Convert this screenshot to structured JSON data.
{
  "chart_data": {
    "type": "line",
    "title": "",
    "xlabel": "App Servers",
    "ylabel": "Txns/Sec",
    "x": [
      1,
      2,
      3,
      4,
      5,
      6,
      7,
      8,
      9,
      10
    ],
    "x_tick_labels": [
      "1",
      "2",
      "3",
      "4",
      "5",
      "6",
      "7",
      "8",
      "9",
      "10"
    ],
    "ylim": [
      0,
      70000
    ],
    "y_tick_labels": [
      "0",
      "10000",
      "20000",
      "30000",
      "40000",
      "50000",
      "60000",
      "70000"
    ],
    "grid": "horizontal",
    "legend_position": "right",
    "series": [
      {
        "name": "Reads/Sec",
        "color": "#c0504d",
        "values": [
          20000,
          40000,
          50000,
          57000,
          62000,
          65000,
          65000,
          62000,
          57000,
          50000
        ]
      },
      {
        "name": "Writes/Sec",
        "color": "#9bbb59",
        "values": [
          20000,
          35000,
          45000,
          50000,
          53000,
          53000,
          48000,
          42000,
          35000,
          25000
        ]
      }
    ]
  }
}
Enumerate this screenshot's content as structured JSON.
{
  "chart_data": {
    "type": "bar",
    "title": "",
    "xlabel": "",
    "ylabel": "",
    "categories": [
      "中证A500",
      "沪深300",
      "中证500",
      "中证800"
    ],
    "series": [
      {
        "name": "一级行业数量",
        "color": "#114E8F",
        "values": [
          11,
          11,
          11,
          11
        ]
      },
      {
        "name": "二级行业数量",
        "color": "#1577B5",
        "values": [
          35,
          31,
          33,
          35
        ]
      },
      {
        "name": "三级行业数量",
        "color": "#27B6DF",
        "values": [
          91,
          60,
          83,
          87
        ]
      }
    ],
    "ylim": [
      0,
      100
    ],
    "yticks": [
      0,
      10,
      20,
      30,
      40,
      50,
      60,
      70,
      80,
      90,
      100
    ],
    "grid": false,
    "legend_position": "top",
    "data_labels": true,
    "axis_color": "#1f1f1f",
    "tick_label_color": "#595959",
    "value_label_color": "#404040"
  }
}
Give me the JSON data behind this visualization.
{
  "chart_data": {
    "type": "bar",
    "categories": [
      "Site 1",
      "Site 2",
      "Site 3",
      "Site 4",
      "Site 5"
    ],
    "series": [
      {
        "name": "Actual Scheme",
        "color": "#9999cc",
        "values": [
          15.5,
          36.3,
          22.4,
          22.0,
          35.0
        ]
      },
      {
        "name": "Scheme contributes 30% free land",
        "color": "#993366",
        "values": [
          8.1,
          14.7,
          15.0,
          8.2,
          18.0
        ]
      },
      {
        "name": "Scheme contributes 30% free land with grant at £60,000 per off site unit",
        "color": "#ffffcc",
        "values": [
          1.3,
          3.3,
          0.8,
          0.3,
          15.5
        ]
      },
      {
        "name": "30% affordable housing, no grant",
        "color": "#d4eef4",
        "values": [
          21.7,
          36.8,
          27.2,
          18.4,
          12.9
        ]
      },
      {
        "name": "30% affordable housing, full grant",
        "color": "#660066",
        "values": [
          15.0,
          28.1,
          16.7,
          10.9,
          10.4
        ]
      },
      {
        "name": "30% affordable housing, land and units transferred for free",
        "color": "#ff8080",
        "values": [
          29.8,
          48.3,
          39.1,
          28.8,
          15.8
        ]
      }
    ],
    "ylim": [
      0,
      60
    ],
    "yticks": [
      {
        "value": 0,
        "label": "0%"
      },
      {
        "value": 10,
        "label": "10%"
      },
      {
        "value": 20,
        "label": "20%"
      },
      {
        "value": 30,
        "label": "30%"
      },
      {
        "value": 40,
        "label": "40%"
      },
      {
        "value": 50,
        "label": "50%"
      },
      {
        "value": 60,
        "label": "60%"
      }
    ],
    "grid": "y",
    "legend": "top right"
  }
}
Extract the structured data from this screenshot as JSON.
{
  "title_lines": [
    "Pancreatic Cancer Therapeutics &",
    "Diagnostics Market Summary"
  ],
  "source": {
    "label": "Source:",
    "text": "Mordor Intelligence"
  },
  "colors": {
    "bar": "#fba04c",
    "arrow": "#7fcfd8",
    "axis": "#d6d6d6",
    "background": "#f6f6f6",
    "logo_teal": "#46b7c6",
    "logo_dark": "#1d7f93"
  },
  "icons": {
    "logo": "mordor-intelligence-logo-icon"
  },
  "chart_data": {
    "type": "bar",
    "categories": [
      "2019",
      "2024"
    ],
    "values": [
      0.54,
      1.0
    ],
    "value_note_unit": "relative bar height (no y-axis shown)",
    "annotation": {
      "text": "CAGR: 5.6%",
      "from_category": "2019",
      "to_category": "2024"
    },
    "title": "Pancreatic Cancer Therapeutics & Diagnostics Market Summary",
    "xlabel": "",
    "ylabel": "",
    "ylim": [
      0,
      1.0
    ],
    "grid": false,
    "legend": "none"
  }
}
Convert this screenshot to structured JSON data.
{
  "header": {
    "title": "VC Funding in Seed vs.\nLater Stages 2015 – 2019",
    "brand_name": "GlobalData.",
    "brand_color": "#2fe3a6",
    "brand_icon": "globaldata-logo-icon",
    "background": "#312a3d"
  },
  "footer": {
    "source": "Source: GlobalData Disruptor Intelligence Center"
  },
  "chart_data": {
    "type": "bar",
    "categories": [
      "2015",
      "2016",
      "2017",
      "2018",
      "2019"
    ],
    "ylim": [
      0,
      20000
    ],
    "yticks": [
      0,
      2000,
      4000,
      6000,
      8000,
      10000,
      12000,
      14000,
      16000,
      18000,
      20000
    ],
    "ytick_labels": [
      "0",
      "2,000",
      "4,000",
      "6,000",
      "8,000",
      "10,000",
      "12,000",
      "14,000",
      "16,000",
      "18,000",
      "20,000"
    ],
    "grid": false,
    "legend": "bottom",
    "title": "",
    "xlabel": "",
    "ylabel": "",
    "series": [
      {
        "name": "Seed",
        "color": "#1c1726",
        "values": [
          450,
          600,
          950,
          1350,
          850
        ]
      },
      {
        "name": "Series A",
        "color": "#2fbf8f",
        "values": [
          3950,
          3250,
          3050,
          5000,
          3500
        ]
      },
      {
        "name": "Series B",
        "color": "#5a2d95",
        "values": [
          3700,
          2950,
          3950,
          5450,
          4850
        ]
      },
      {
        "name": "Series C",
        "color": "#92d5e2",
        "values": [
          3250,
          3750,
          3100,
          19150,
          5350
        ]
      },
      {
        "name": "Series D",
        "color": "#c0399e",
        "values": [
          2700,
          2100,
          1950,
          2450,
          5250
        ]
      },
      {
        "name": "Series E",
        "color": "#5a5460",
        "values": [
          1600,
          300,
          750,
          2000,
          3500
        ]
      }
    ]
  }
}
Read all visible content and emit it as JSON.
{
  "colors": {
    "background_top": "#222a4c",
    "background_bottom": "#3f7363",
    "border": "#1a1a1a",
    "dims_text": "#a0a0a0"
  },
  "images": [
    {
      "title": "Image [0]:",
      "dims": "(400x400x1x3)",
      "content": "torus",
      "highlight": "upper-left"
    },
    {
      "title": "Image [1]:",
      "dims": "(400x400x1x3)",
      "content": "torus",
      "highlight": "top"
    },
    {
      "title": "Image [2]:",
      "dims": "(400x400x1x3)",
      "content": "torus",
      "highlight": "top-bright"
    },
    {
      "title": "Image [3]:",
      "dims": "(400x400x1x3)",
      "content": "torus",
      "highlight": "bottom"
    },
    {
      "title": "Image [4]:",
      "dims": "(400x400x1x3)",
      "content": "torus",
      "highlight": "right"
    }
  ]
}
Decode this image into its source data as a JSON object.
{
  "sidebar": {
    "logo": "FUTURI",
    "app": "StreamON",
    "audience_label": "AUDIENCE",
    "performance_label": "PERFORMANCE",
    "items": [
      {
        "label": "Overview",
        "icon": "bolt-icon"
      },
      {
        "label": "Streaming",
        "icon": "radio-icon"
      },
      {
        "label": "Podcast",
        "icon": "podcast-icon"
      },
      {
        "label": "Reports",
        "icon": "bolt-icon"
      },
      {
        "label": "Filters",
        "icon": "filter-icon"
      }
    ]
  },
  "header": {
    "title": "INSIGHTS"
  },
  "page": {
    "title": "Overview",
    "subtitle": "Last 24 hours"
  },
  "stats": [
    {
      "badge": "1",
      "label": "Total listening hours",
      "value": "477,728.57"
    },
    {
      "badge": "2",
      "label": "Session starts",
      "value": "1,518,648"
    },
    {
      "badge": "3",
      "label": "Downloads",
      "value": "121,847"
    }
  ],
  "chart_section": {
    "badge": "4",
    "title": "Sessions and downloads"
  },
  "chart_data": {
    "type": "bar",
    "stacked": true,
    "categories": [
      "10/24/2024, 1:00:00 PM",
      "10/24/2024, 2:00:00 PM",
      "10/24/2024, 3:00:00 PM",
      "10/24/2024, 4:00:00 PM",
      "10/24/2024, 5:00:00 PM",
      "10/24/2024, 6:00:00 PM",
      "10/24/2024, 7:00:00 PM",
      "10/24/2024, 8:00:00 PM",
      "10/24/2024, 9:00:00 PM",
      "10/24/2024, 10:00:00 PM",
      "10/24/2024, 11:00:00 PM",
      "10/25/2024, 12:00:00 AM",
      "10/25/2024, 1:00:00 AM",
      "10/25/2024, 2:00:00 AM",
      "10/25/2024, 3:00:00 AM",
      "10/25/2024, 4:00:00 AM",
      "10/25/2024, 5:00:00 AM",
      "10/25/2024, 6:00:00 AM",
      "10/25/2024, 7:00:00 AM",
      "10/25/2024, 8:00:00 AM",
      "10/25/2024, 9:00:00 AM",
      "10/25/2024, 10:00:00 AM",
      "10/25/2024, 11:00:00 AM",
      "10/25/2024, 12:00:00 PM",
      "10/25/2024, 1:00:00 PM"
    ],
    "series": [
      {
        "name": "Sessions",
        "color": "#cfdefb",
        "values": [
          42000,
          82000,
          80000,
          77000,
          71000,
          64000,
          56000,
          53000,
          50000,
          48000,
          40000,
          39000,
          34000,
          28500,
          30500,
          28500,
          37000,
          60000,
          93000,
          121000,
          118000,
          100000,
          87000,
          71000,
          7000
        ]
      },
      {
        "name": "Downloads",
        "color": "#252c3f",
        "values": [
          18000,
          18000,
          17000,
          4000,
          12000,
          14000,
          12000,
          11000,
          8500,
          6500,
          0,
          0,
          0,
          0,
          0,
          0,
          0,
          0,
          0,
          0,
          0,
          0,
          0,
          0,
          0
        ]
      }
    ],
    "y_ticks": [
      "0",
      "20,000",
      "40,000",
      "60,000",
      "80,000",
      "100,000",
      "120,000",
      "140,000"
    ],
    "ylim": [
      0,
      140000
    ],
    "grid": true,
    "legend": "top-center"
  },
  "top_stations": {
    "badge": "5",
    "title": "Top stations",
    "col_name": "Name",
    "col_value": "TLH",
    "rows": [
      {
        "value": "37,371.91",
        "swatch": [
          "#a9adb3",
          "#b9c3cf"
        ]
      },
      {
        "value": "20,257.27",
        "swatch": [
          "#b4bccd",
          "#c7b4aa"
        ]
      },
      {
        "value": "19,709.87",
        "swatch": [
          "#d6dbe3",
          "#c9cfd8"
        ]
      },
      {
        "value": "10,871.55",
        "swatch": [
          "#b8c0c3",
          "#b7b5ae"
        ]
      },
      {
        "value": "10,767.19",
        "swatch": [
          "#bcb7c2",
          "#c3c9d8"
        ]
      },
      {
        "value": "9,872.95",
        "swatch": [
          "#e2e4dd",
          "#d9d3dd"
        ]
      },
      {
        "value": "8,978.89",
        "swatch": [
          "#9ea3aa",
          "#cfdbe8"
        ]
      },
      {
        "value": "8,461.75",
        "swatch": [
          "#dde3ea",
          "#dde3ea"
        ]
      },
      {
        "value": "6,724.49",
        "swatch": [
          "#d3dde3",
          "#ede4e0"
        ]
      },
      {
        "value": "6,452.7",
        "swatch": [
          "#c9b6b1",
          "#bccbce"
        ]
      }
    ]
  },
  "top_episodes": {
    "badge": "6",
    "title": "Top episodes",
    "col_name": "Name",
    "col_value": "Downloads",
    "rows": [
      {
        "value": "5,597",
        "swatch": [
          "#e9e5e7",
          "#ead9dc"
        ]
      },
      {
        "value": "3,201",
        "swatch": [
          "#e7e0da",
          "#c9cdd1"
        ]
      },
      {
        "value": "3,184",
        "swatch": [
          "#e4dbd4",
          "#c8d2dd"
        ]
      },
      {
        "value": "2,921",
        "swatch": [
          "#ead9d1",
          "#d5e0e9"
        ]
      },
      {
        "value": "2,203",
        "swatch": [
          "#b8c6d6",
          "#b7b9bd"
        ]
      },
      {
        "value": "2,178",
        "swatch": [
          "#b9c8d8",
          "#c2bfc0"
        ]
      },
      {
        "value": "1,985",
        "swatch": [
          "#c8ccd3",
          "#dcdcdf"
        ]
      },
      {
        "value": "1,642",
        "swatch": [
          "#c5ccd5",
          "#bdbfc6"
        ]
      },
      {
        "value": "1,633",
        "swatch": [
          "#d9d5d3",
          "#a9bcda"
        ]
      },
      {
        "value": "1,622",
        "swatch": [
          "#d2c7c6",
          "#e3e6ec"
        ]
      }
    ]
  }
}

■ ■ ■ ■ ■

Problem description
Write the number of lines containing the word "highlight" and nothing besides it.

Correct output
5